### Task goal
In how many lines of the data does the word "which" appear? Give the number by itself.

### Exercise input
------------------------------------------------------------------------
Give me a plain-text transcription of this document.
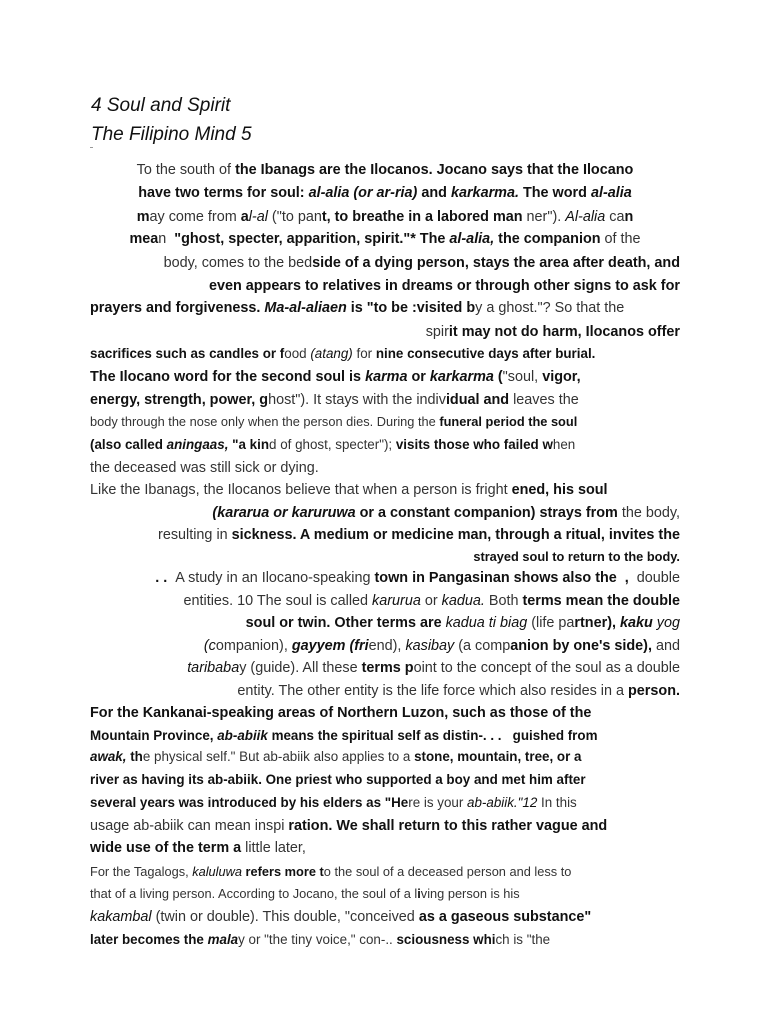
4 Soul and Spirit
The Filipino Mind 5
To the south of the Ibanags are the Ilocanos. Jocano says that the Ilocano
have two terms for soul: al-alia (or ar-ria) and karkarma. The word al-alia
may come from al-al ("to pant, to breathe in a labored man ner"). Al-alia can
mean  "ghost, specter, apparition, spirit."* The al-alia, the companion of the
body, comes to the bedside of a dying person, stays the area after death, and
even appears to relatives in dreams or through other signs to ask for
prayers and forgiveness. Ma-al-aliaen is "to be :visited by a ghost."? So that the
spirit may not do harm, Ilocanos offer
sacrifices such as candles or food (atang) for nine consecutive days after burial.
The Ilocano word for the second soul is karma or karkarma ("soul, vigor,
energy, strength, power, ghost"). It stays with the individual and leaves the
body through the nose only when the person dies. During the funeral period the soul
(also called aningaas, "a kind of ghost, specter"); visits those who failed when
the deceased was still sick or dying.
Like the Ibanags, the Ilocanos believe that when a person is fright ened, his soul
(kararua or karuruwa or a constant companion) strays from the body,
resulting in sickness. A medium or medicine man, through a ritual, invites the
strayed soul to return to the body.
. .  A study in an Ilocano-speaking town in Pangasinan shows also the  ,  double
entities. 10 The soul is called karurua or kadua. Both terms mean the double
soul or twin. Other terms are kadua ti biag (life partner), kaku yog
(companion), gayyem (friend), kasibay (a companion by one's side), and
taribabay (guide). All these terms point to the concept of the soul as a double
entity. The other entity is the life force which also resides in a person.
For the Kankanai-speaking areas of Northern Luzon, such as those of the
Mountain Province, ab-abiik means the spiritual self as distin-. . .   guished from
awak, the physical self." But ab-abiik also applies to a stone, mountain, tree, or a
river as having its ab-abiik. One priest who supported a boy and met him after
several years was introduced by his elders as "Here is your ab-abiik."12 In this
usage ab-abiik can mean inspi ration. We shall return to this rather vague and
wide use of the term a little later,
For the Tagalogs, kaluluwa refers more to the soul of a deceased person and less to
that of a living person. According to Jocano, the soul of a living person is his
kakambal (twin or double). This double, "conceived as a gaseous substance"
later becomes the malay or "the tiny voice," con-.. sciousness which is "the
------------------------------------------------------------------------
### The answer
2